EXERCISE OBJECTIVE
Every line that contains the word "January" should be copied.

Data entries
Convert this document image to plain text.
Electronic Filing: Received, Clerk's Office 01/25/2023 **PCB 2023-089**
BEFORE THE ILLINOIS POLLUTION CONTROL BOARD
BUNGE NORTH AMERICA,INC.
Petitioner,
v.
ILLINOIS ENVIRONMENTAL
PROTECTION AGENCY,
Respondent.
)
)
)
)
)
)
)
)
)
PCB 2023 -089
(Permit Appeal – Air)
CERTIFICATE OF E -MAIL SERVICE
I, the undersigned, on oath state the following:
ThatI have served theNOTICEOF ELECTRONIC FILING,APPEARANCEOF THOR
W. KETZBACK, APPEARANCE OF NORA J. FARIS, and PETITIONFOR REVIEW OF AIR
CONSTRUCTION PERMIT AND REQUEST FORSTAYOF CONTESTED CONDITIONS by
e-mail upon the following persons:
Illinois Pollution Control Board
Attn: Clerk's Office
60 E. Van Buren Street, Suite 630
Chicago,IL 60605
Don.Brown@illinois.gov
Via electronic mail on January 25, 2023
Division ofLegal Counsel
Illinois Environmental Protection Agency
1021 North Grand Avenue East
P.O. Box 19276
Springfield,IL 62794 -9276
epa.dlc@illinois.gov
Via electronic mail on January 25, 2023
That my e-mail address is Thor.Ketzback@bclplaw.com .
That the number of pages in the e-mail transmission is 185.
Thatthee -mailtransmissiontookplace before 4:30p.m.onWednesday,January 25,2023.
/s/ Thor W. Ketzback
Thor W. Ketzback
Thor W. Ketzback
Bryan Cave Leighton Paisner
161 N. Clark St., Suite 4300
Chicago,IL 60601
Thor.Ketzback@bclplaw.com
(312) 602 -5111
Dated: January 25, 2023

CORRECT RESULT
Via electronic mail on January 25, 2023
Via electronic mail on January 25, 2023
Thatthee -mailtransmissiontookplace before 4:30p.m.onWednesday,January 25,2023.
Dated: January 25, 2023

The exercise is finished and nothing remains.